> [Record set]:
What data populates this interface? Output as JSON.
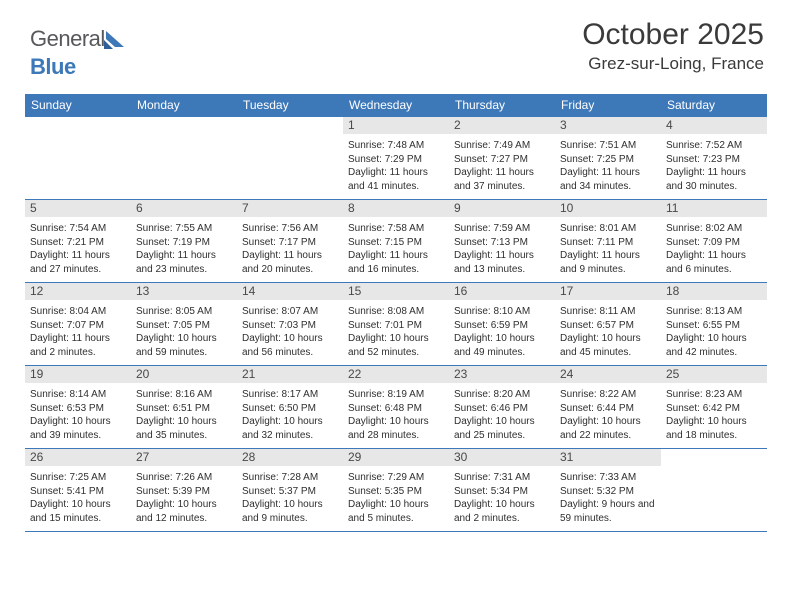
{
  "brand": {
    "general": "General",
    "blue": "Blue"
  },
  "title": "October 2025",
  "location": "Grez-sur-Loing, France",
  "weekday_header_bg": "#3d78b9",
  "weekdays": [
    "Sunday",
    "Monday",
    "Tuesday",
    "Wednesday",
    "Thursday",
    "Friday",
    "Saturday"
  ],
  "first_weekday_index": 3,
  "days": [
    {
      "n": 1,
      "sr": "7:48 AM",
      "ss": "7:29 PM",
      "dl": "11 hours and 41 minutes."
    },
    {
      "n": 2,
      "sr": "7:49 AM",
      "ss": "7:27 PM",
      "dl": "11 hours and 37 minutes."
    },
    {
      "n": 3,
      "sr": "7:51 AM",
      "ss": "7:25 PM",
      "dl": "11 hours and 34 minutes."
    },
    {
      "n": 4,
      "sr": "7:52 AM",
      "ss": "7:23 PM",
      "dl": "11 hours and 30 minutes."
    },
    {
      "n": 5,
      "sr": "7:54 AM",
      "ss": "7:21 PM",
      "dl": "11 hours and 27 minutes."
    },
    {
      "n": 6,
      "sr": "7:55 AM",
      "ss": "7:19 PM",
      "dl": "11 hours and 23 minutes."
    },
    {
      "n": 7,
      "sr": "7:56 AM",
      "ss": "7:17 PM",
      "dl": "11 hours and 20 minutes."
    },
    {
      "n": 8,
      "sr": "7:58 AM",
      "ss": "7:15 PM",
      "dl": "11 hours and 16 minutes."
    },
    {
      "n": 9,
      "sr": "7:59 AM",
      "ss": "7:13 PM",
      "dl": "11 hours and 13 minutes."
    },
    {
      "n": 10,
      "sr": "8:01 AM",
      "ss": "7:11 PM",
      "dl": "11 hours and 9 minutes."
    },
    {
      "n": 11,
      "sr": "8:02 AM",
      "ss": "7:09 PM",
      "dl": "11 hours and 6 minutes."
    },
    {
      "n": 12,
      "sr": "8:04 AM",
      "ss": "7:07 PM",
      "dl": "11 hours and 2 minutes."
    },
    {
      "n": 13,
      "sr": "8:05 AM",
      "ss": "7:05 PM",
      "dl": "10 hours and 59 minutes."
    },
    {
      "n": 14,
      "sr": "8:07 AM",
      "ss": "7:03 PM",
      "dl": "10 hours and 56 minutes."
    },
    {
      "n": 15,
      "sr": "8:08 AM",
      "ss": "7:01 PM",
      "dl": "10 hours and 52 minutes."
    },
    {
      "n": 16,
      "sr": "8:10 AM",
      "ss": "6:59 PM",
      "dl": "10 hours and 49 minutes."
    },
    {
      "n": 17,
      "sr": "8:11 AM",
      "ss": "6:57 PM",
      "dl": "10 hours and 45 minutes."
    },
    {
      "n": 18,
      "sr": "8:13 AM",
      "ss": "6:55 PM",
      "dl": "10 hours and 42 minutes."
    },
    {
      "n": 19,
      "sr": "8:14 AM",
      "ss": "6:53 PM",
      "dl": "10 hours and 39 minutes."
    },
    {
      "n": 20,
      "sr": "8:16 AM",
      "ss": "6:51 PM",
      "dl": "10 hours and 35 minutes."
    },
    {
      "n": 21,
      "sr": "8:17 AM",
      "ss": "6:50 PM",
      "dl": "10 hours and 32 minutes."
    },
    {
      "n": 22,
      "sr": "8:19 AM",
      "ss": "6:48 PM",
      "dl": "10 hours and 28 minutes."
    },
    {
      "n": 23,
      "sr": "8:20 AM",
      "ss": "6:46 PM",
      "dl": "10 hours and 25 minutes."
    },
    {
      "n": 24,
      "sr": "8:22 AM",
      "ss": "6:44 PM",
      "dl": "10 hours and 22 minutes."
    },
    {
      "n": 25,
      "sr": "8:23 AM",
      "ss": "6:42 PM",
      "dl": "10 hours and 18 minutes."
    },
    {
      "n": 26,
      "sr": "7:25 AM",
      "ss": "5:41 PM",
      "dl": "10 hours and 15 minutes."
    },
    {
      "n": 27,
      "sr": "7:26 AM",
      "ss": "5:39 PM",
      "dl": "10 hours and 12 minutes."
    },
    {
      "n": 28,
      "sr": "7:28 AM",
      "ss": "5:37 PM",
      "dl": "10 hours and 9 minutes."
    },
    {
      "n": 29,
      "sr": "7:29 AM",
      "ss": "5:35 PM",
      "dl": "10 hours and 5 minutes."
    },
    {
      "n": 30,
      "sr": "7:31 AM",
      "ss": "5:34 PM",
      "dl": "10 hours and 2 minutes."
    },
    {
      "n": 31,
      "sr": "7:33 AM",
      "ss": "5:32 PM",
      "dl": "9 hours and 59 minutes."
    }
  ],
  "labels": {
    "sunrise": "Sunrise:",
    "sunset": "Sunset:",
    "daylight": "Daylight:"
  }
}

> [Requirements]:
Set down the lines of the records above exactly, apart from the pictures.

> [Task response]:
What data populates this interface? Output as JSON.
{
  "brand": {
    "general": "General",
    "blue": "Blue"
  },
  "title": "October 2025",
  "location": "Grez-sur-Loing, France",
  "weekday_header_bg": "#3d78b9",
  "weekdays": [
    "Sunday",
    "Monday",
    "Tuesday",
    "Wednesday",
    "Thursday",
    "Friday",
    "Saturday"
  ],
  "first_weekday_index": 3,
  "days": [
    {
      "n": 1,
      "sr": "7:48 AM",
      "ss": "7:29 PM",
      "dl": "11 hours and 41 minutes."
    },
    {
      "n": 2,
      "sr": "7:49 AM",
      "ss": "7:27 PM",
      "dl": "11 hours and 37 minutes."
    },
    {
      "n": 3,
      "sr": "7:51 AM",
      "ss": "7:25 PM",
      "dl": "11 hours and 34 minutes."
    },
    {
      "n": 4,
      "sr": "7:52 AM",
      "ss": "7:23 PM",
      "dl": "11 hours and 30 minutes."
    },
    {
      "n": 5,
      "sr": "7:54 AM",
      "ss": "7:21 PM",
      "dl": "11 hours and 27 minutes."
    },
    {
      "n": 6,
      "sr": "7:55 AM",
      "ss": "7:19 PM",
      "dl": "11 hours and 23 minutes."
    },
    {
      "n": 7,
      "sr": "7:56 AM",
      "ss": "7:17 PM",
      "dl": "11 hours and 20 minutes."
    },
    {
      "n": 8,
      "sr": "7:58 AM",
      "ss": "7:15 PM",
      "dl": "11 hours and 16 minutes."
    },
    {
      "n": 9,
      "sr": "7:59 AM",
      "ss": "7:13 PM",
      "dl": "11 hours and 13 minutes."
    },
    {
      "n": 10,
      "sr": "8:01 AM",
      "ss": "7:11 PM",
      "dl": "11 hours and 9 minutes."
    },
    {
      "n": 11,
      "sr": "8:02 AM",
      "ss": "7:09 PM",
      "dl": "11 hours and 6 minutes."
    },
    {
      "n": 12,
      "sr": "8:04 AM",
      "ss": "7:07 PM",
      "dl": "11 hours and 2 minutes."
    },
    {
      "n": 13,
      "sr": "8:05 AM",
      "ss": "7:05 PM",
      "dl": "10 hours and 59 minutes."
    },
    {
      "n": 14,
      "sr": "8:07 AM",
      "ss": "7:03 PM",
      "dl": "10 hours and 56 minutes."
    },
    {
      "n": 15,
      "sr": "8:08 AM",
      "ss": "7:01 PM",
      "dl": "10 hours and 52 minutes."
    },
    {
      "n": 16,
      "sr": "8:10 AM",
      "ss": "6:59 PM",
      "dl": "10 hours and 49 minutes."
    },
    {
      "n": 17,
      "sr": "8:11 AM",
      "ss": "6:57 PM",
      "dl": "10 hours and 45 minutes."
    },
    {
      "n": 18,
      "sr": "8:13 AM",
      "ss": "6:55 PM",
      "dl": "10 hours and 42 minutes."
    },
    {
      "n": 19,
      "sr": "8:14 AM",
      "ss": "6:53 PM",
      "dl": "10 hours and 39 minutes."
    },
    {
      "n": 20,
      "sr": "8:16 AM",
      "ss": "6:51 PM",
      "dl": "10 hours and 35 minutes."
    },
    {
      "n": 21,
      "sr": "8:17 AM",
      "ss": "6:50 PM",
      "dl": "10 hours and 32 minutes."
    },
    {
      "n": 22,
      "sr": "8:19 AM",
      "ss": "6:48 PM",
      "dl": "10 hours and 28 minutes."
    },
    {
      "n": 23,
      "sr": "8:20 AM",
      "ss": "6:46 PM",
      "dl": "10 hours and 25 minutes."
    },
    {
      "n": 24,
      "sr": "8:22 AM",
      "ss": "6:44 PM",
      "dl": "10 hours and 22 minutes."
    },
    {
      "n": 25,
      "sr": "8:23 AM",
      "ss": "6:42 PM",
      "dl": "10 hours and 18 minutes."
    },
    {
      "n": 26,
      "sr": "7:25 AM",
      "ss": "5:41 PM",
      "dl": "10 hours and 15 minutes."
    },
    {
      "n": 27,
      "sr": "7:26 AM",
      "ss": "5:39 PM",
      "dl": "10 hours and 12 minutes."
    },
    {
      "n": 28,
      "sr": "7:28 AM",
      "ss": "5:37 PM",
      "dl": "10 hours and 9 minutes."
    },
    {
      "n": 29,
      "sr": "7:29 AM",
      "ss": "5:35 PM",
      "dl": "10 hours and 5 minutes."
    },
    {
      "n": 30,
      "sr": "7:31 AM",
      "ss": "5:34 PM",
      "dl": "10 hours and 2 minutes."
    },
    {
      "n": 31,
      "sr": "7:33 AM",
      "ss": "5:32 PM",
      "dl": "9 hours and 59 minutes."
    }
  ],
  "labels": {
    "sunrise": "Sunrise:",
    "sunset": "Sunset:",
    "daylight": "Daylight:"
  }
}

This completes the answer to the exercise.